Start of Records provided

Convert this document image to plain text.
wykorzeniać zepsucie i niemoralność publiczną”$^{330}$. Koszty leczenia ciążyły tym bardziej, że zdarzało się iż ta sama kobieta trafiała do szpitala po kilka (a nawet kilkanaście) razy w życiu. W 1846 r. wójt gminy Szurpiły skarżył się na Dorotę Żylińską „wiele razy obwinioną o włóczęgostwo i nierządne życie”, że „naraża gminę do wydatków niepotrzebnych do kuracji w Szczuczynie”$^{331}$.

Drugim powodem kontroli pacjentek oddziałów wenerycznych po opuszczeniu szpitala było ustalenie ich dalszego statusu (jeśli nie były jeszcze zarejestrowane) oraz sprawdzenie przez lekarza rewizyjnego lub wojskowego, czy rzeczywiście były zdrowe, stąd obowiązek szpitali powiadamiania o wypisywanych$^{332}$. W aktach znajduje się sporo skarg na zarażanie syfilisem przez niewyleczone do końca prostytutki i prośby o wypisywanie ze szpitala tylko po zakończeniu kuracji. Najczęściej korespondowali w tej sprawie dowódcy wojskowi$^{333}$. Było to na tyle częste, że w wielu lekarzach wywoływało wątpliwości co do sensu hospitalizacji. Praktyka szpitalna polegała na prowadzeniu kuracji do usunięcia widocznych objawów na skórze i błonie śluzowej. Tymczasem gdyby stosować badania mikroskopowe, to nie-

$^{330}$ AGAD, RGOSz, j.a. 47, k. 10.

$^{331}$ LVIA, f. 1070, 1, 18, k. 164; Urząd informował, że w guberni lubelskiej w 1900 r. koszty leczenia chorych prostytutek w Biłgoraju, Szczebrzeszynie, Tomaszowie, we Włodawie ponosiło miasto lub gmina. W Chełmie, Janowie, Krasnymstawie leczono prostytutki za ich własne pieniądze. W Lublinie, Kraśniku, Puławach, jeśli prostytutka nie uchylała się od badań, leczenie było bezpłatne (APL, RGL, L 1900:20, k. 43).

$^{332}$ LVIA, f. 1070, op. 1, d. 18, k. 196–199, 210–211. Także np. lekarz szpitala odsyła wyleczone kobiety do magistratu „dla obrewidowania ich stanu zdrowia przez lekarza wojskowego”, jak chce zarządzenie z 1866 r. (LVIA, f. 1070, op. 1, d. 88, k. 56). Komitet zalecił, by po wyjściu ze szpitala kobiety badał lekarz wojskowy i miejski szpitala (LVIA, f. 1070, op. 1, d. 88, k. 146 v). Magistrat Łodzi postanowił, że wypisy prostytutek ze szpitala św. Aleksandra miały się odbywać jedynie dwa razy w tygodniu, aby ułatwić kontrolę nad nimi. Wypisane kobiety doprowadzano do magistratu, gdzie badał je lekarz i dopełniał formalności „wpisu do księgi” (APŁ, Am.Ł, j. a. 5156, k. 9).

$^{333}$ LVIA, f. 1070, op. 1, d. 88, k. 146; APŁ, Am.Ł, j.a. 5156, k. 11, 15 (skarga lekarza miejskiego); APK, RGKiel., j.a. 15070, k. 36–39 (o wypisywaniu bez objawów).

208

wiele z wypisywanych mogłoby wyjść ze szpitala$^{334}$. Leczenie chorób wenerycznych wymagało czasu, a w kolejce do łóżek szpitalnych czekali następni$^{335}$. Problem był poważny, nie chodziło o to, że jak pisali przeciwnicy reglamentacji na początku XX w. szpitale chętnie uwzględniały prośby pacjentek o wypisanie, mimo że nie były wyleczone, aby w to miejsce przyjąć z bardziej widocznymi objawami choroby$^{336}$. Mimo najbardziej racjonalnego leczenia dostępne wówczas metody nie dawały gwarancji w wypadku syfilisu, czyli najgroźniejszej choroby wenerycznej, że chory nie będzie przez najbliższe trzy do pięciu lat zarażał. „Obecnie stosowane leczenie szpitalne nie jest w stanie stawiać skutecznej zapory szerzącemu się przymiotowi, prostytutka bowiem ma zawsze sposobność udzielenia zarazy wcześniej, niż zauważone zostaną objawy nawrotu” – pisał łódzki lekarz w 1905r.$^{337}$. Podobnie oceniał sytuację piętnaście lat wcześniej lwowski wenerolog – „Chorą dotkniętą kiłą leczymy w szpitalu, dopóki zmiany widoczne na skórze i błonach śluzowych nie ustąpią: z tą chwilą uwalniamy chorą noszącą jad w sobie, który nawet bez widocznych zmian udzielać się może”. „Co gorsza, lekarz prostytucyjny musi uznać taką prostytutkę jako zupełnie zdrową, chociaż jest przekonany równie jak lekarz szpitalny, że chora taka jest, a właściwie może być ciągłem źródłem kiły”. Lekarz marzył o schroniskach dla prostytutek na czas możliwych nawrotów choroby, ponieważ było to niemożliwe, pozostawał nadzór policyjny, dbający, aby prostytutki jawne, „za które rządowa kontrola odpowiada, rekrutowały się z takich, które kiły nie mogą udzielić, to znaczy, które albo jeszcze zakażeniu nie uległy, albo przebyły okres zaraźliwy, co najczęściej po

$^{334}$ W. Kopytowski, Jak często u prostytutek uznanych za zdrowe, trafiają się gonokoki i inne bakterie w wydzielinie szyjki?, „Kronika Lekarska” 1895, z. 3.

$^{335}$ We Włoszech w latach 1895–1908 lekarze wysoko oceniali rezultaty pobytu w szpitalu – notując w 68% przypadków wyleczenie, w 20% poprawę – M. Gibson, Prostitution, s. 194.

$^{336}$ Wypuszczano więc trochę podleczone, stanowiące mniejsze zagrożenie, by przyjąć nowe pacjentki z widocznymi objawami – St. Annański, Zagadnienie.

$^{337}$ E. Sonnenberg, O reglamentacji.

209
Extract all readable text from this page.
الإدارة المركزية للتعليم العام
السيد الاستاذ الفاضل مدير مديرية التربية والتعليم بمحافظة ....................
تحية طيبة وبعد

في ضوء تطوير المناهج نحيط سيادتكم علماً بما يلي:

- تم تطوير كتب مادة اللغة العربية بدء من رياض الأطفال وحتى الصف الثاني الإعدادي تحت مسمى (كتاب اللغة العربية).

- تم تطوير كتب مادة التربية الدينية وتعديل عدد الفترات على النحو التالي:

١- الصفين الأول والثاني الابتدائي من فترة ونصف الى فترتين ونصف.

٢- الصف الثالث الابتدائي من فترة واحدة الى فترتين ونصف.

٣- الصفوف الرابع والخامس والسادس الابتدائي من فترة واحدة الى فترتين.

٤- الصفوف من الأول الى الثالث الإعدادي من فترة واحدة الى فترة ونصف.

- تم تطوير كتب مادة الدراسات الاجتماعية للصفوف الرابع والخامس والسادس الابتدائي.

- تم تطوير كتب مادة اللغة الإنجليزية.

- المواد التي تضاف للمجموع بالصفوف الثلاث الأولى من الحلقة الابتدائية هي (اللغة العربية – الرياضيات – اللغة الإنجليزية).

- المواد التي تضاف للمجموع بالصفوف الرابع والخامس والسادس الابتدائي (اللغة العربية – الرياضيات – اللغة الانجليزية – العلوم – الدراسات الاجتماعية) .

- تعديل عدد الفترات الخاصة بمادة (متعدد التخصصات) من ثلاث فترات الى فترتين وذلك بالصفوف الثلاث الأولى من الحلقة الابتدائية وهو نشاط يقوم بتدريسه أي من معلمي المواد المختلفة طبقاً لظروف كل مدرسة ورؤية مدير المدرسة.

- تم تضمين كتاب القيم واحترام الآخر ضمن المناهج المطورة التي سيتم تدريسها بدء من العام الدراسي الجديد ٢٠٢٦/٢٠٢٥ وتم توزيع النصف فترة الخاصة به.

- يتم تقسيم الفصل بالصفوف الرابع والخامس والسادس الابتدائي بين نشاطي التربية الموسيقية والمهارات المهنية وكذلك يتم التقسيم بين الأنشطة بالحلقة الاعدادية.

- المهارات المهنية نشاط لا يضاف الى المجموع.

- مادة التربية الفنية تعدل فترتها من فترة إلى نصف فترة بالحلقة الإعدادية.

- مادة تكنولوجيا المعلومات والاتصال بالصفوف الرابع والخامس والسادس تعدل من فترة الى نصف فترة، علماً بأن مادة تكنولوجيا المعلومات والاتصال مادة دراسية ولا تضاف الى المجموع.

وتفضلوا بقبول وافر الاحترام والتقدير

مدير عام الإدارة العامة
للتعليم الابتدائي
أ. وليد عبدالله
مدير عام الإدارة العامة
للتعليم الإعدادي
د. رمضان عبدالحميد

End of Records provided

> [Given exercise] Take every line from the data above that holds "الابتدائية" and copy it out.

> [Output for this exercise]
- المواد التي تضاف للمجموع بالصفوف الثلاث الأولى من الحلقة الابتدائية هي (اللغة العربية – الرياضيات – اللغة الإنجليزية).
- تعديل عدد الفترات الخاصة بمادة (متعدد التخصصات) من ثلاث فترات الى فترتين وذلك بالصفوف الثلاث الأولى من الحلقة الابتدائية وهو نشاط يقوم بتدريسه أي من معلمي المواد المختلفة طبقاً لظروف كل مدرسة ورؤية مدير المدرسة.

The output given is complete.